Required task -
From the listing below, copy every line with the word "text".

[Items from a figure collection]
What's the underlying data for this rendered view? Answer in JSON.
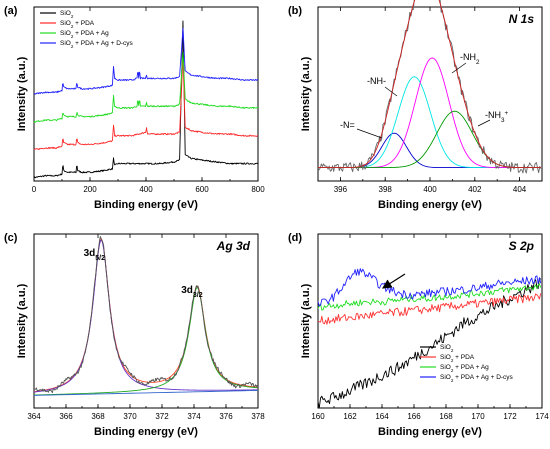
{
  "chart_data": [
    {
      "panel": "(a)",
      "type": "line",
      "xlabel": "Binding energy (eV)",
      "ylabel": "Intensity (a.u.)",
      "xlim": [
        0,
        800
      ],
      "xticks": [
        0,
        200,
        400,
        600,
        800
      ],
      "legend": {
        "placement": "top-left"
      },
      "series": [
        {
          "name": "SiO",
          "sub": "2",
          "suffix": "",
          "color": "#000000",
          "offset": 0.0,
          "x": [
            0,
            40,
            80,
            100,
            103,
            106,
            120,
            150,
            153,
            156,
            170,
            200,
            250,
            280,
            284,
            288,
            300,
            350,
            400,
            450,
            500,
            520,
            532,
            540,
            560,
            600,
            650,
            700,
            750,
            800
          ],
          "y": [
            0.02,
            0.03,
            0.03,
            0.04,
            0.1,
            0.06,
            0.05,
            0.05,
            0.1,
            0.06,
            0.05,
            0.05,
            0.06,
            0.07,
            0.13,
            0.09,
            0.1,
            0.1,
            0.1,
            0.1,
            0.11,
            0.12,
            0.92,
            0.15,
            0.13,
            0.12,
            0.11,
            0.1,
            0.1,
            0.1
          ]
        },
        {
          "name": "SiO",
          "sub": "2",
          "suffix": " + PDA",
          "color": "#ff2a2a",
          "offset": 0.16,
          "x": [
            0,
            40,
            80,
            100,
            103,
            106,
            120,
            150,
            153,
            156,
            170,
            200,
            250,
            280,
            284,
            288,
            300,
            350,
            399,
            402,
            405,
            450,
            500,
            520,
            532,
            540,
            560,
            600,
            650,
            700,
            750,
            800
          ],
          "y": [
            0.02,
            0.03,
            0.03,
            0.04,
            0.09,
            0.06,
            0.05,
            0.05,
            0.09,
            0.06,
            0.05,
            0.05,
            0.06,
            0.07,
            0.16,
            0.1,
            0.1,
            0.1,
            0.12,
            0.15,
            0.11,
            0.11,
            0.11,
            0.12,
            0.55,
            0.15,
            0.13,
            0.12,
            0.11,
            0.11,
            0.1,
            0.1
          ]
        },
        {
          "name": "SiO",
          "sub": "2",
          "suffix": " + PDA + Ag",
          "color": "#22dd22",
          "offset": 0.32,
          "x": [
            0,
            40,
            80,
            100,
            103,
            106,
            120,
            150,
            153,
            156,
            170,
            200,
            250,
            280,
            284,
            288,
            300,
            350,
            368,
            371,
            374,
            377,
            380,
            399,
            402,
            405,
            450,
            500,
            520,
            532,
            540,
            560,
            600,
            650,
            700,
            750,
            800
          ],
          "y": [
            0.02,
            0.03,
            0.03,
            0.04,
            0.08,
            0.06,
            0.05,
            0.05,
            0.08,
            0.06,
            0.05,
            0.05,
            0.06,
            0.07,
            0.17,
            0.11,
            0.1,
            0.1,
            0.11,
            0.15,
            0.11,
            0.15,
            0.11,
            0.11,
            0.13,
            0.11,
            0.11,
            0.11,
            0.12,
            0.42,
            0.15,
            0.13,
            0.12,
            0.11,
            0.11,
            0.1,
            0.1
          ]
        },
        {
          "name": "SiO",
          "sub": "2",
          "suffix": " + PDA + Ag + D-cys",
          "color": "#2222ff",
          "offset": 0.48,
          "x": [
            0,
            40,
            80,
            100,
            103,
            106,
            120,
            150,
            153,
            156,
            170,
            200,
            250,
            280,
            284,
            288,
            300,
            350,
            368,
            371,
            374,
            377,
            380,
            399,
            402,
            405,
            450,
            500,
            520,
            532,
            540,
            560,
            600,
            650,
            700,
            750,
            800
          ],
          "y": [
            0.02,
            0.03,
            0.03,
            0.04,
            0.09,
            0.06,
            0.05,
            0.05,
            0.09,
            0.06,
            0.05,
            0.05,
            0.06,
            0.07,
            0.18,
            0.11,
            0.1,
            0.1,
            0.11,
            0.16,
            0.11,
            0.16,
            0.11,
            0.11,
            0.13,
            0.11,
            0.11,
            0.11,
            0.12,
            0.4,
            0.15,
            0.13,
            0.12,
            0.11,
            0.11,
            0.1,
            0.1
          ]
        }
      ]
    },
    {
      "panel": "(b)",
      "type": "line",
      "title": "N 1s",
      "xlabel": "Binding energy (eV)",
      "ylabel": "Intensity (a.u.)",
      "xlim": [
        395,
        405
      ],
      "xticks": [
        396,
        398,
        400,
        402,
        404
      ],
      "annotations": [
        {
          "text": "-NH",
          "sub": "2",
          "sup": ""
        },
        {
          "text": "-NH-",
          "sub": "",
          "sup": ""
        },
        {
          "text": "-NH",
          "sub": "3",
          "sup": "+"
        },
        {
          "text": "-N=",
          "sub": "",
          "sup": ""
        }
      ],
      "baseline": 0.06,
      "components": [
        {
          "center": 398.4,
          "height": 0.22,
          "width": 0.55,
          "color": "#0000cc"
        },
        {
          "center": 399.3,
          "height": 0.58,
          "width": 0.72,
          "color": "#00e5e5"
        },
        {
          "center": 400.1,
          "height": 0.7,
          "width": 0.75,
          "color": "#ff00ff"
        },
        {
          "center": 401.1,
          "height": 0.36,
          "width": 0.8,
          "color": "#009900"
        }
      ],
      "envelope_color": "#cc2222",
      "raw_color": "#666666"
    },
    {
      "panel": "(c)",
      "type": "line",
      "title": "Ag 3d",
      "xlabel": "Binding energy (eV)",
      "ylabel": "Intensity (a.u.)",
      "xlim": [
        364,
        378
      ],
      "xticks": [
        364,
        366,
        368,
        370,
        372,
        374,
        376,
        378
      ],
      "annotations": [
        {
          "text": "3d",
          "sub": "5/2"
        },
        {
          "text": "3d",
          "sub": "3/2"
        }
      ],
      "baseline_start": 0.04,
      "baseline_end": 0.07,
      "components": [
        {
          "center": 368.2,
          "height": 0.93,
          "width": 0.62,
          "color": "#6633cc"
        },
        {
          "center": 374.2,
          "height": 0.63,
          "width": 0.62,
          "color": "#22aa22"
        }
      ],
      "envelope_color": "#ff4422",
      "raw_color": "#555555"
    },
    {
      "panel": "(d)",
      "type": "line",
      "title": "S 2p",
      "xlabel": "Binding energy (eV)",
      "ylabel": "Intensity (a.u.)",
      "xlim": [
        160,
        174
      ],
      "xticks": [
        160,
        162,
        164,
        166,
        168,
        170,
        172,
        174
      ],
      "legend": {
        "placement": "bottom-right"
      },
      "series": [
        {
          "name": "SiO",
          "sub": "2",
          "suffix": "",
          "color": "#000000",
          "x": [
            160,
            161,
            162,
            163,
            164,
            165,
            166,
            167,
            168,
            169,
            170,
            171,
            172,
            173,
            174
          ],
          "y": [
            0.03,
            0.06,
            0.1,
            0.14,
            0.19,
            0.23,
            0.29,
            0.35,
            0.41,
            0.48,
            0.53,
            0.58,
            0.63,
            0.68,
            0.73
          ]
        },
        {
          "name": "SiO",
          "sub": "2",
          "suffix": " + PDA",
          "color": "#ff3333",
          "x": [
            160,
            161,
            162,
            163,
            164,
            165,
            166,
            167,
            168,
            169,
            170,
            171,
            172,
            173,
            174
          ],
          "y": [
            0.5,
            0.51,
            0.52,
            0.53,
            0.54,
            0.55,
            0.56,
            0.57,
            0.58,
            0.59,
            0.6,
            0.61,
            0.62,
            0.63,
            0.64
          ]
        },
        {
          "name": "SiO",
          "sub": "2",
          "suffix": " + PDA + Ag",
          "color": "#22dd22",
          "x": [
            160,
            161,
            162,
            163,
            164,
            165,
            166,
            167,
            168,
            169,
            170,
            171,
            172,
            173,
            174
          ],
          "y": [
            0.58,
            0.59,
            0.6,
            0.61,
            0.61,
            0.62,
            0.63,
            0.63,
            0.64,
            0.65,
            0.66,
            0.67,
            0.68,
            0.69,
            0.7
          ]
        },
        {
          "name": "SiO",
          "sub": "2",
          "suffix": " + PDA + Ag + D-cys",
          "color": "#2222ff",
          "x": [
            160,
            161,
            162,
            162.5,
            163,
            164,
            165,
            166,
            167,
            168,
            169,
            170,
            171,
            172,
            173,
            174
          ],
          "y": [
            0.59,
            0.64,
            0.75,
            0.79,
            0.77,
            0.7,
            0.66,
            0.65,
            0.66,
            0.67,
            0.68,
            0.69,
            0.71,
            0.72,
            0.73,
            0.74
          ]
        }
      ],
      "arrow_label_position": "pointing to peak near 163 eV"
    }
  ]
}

==

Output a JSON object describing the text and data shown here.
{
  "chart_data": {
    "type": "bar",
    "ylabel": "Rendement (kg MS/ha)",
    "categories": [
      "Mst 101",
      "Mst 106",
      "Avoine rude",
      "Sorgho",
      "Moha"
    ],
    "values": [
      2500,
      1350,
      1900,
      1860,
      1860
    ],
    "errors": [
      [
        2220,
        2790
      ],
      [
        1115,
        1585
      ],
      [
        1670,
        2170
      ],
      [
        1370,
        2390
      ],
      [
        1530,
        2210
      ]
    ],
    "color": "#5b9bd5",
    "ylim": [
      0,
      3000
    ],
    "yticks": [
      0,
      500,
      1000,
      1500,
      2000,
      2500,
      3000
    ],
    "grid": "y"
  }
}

Output of the task -
          "text": "-NH",
          "text": "-NH-",
          "text": "-NH",
          "text": "-N=",
          "text": "3d",
          "text": "3d",
Output a JSON object describing the text and data shown here.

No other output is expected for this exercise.